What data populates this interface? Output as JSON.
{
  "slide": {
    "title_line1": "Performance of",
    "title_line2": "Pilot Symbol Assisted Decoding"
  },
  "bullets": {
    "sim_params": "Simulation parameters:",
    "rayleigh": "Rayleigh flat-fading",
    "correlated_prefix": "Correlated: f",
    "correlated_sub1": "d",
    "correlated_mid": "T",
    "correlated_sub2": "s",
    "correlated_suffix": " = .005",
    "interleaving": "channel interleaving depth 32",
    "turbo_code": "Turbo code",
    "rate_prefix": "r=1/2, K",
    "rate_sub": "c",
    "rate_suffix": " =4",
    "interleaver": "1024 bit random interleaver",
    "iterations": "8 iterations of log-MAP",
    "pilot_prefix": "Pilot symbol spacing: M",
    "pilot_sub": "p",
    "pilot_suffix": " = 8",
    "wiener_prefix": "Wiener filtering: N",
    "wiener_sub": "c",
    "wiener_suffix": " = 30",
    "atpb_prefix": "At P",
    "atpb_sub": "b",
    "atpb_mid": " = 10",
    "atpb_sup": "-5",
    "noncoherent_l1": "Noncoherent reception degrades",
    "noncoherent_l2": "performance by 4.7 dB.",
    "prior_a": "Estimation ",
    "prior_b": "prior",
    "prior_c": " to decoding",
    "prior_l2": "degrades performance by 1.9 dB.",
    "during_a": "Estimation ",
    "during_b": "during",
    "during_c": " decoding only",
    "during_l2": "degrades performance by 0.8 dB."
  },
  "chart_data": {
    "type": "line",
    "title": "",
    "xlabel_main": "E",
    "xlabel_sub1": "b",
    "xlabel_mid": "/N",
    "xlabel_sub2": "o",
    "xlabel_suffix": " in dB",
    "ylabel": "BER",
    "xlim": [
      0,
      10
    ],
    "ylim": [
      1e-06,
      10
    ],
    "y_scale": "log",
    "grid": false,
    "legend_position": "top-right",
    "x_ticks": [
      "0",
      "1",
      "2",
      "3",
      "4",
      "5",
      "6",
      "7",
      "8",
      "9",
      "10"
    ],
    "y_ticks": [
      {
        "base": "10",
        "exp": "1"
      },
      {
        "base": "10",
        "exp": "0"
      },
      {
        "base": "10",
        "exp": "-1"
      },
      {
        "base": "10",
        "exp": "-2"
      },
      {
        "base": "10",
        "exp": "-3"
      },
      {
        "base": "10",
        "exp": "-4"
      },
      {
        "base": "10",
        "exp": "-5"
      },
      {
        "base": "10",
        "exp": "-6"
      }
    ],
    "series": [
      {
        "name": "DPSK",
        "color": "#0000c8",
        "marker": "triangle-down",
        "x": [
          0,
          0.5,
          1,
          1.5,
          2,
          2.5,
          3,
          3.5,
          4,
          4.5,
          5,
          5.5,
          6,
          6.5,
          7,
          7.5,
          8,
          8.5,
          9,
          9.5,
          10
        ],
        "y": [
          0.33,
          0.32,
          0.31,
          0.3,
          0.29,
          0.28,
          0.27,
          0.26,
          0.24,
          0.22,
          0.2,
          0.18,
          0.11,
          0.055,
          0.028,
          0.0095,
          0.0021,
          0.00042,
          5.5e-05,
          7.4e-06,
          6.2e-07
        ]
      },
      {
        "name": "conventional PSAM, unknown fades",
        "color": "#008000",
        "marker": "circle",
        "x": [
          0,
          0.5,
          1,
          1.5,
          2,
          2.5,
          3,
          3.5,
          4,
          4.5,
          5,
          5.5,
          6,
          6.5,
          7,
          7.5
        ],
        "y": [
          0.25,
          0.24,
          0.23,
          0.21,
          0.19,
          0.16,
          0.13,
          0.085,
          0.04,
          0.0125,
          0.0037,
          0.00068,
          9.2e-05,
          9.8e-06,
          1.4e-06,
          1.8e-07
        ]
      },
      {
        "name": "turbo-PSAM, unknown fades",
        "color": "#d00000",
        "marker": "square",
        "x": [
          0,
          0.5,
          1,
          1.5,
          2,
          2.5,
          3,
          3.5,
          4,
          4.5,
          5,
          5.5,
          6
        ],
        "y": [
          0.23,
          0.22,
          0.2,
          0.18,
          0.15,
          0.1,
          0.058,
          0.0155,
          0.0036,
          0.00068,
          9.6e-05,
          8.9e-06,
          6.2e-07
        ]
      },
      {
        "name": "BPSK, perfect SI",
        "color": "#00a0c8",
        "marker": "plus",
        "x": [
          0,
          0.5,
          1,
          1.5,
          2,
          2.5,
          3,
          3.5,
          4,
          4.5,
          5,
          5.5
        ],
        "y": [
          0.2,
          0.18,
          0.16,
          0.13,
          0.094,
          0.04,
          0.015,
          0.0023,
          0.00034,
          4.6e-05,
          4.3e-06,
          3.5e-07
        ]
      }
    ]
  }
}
════════════════
- _WHAT IS EXPECTED_: Pick out and copy every line that contains the word "name".

- _THE SOLUTION_:
        "name": "DPSK",
        "name": "conventional PSAM, unknown fades",
        "name": "turbo-PSAM, unknown fades",
        "name": "BPSK, perfect SI",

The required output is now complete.